What you should do: Identify all lines in the data containing the string "this". Copy them out.

Data lines:
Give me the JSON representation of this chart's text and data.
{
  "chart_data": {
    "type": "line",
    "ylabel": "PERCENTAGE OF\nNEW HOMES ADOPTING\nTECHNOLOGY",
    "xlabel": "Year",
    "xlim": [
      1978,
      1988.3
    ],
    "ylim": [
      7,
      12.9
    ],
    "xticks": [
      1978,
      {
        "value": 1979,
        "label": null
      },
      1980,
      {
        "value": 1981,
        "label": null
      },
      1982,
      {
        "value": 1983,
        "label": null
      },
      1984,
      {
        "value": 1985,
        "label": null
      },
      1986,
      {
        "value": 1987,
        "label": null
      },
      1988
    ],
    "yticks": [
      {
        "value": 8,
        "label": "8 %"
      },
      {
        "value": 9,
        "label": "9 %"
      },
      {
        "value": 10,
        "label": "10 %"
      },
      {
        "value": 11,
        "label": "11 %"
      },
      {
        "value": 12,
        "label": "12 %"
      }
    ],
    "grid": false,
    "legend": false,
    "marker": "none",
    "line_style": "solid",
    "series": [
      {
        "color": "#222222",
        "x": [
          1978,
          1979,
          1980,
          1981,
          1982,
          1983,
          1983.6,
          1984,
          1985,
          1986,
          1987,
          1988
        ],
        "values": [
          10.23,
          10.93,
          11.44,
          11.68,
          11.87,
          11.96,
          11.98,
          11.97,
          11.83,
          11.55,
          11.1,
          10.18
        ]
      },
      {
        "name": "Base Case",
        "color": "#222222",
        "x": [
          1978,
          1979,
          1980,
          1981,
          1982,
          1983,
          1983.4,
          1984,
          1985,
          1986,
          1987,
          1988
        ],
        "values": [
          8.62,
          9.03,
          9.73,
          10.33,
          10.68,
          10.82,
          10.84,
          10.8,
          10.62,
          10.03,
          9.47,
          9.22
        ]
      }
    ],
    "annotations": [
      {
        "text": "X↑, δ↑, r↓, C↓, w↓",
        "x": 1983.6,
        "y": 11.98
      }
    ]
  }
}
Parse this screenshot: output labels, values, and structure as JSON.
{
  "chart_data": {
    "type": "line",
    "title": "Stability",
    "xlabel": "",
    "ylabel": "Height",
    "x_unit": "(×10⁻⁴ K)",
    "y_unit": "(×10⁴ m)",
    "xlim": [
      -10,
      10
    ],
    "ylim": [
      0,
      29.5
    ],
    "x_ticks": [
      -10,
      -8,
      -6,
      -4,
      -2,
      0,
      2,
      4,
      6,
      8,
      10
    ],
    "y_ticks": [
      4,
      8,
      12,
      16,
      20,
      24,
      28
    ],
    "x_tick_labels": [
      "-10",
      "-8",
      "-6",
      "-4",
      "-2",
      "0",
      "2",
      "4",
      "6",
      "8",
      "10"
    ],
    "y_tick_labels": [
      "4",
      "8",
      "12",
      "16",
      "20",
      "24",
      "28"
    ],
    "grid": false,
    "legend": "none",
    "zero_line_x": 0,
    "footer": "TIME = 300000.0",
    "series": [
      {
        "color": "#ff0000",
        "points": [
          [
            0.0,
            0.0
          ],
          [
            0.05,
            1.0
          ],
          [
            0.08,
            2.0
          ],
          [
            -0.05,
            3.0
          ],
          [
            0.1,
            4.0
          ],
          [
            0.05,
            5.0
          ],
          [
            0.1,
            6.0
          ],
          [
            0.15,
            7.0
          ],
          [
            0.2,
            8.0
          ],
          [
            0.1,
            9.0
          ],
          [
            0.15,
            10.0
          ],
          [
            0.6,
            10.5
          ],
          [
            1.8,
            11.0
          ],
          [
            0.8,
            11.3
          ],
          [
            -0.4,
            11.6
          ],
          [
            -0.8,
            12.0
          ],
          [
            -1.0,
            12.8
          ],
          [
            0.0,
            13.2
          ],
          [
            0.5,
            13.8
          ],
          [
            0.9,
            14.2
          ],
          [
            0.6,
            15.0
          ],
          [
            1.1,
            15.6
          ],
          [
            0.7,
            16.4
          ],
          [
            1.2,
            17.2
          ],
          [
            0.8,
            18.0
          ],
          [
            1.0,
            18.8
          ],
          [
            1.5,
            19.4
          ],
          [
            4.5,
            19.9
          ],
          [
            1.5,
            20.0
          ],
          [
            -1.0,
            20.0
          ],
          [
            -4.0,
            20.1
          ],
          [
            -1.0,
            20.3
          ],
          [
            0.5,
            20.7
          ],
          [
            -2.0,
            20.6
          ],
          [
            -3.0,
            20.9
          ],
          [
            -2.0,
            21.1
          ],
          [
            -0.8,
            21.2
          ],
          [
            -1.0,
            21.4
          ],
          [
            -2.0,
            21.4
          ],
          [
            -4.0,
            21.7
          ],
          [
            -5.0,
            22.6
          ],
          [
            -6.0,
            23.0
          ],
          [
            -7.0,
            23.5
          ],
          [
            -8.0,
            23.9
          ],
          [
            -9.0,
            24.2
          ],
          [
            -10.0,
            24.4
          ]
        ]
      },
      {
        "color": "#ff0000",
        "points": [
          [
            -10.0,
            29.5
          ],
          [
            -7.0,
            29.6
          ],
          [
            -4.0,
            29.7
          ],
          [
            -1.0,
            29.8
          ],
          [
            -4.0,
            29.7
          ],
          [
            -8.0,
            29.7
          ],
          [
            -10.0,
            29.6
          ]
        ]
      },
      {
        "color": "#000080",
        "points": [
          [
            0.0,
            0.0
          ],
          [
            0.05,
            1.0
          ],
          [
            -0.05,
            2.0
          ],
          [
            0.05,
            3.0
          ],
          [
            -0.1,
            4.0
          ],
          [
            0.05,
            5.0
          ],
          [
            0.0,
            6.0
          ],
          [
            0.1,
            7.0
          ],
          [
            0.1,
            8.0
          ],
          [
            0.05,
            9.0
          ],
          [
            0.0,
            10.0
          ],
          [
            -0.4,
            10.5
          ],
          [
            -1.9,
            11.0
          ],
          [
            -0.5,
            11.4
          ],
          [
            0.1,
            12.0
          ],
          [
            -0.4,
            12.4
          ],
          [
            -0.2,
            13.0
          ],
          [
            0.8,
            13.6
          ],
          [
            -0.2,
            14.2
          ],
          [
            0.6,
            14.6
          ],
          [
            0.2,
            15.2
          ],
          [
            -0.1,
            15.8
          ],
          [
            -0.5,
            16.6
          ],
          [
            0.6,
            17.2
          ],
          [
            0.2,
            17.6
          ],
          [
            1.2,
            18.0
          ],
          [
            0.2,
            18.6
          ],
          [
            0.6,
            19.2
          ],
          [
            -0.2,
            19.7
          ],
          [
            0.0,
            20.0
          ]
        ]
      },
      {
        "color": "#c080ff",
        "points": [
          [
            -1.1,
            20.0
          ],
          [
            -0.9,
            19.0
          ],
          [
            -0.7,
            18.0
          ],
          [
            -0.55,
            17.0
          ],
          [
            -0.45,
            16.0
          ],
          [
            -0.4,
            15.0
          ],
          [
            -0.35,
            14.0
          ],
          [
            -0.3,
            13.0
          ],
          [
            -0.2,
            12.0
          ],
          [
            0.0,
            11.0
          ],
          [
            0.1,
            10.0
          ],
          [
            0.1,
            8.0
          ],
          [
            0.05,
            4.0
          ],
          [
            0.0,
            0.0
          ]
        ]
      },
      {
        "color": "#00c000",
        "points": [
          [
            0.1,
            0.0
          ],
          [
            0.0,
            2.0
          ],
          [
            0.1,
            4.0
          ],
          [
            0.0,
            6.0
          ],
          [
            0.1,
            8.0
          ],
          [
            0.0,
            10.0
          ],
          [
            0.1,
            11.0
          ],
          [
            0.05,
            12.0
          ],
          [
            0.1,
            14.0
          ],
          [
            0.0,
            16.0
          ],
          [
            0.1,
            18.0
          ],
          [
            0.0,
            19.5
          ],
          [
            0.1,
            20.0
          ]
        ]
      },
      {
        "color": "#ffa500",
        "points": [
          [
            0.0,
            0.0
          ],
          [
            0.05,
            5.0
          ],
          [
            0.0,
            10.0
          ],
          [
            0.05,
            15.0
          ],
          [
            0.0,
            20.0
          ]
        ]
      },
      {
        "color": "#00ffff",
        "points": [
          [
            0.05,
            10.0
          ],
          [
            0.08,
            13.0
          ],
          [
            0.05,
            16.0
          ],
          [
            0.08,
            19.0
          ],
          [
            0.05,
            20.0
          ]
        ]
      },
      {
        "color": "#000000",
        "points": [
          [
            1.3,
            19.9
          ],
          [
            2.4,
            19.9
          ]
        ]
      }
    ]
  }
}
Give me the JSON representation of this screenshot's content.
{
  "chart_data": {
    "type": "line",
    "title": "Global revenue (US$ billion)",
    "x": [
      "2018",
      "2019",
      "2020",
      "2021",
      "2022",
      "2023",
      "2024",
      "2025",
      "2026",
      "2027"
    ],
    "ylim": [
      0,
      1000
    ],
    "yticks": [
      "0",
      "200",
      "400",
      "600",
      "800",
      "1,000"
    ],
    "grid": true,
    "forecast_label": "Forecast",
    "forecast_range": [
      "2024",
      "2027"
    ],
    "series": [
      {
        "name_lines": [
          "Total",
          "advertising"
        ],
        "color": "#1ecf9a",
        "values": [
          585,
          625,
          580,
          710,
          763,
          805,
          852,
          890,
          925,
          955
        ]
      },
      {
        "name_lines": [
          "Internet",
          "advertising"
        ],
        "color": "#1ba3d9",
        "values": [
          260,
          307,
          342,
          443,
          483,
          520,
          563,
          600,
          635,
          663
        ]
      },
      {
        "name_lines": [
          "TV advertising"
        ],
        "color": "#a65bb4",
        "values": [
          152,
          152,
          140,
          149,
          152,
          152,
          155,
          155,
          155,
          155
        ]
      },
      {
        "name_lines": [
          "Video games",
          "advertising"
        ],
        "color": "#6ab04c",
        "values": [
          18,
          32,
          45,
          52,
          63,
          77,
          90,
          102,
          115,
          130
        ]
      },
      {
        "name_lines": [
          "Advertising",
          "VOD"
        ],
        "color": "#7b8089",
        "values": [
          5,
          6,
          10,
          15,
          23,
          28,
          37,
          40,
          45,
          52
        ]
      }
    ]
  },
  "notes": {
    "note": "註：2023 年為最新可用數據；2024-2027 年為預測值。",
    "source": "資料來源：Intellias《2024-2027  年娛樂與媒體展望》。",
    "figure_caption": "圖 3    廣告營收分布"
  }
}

Reply to the task:
Give me the JSON representation of this chart's text and data.
Parse this screenshot: output labels, values, and structure as JSON.
Give me the JSON representation of this screenshot's content.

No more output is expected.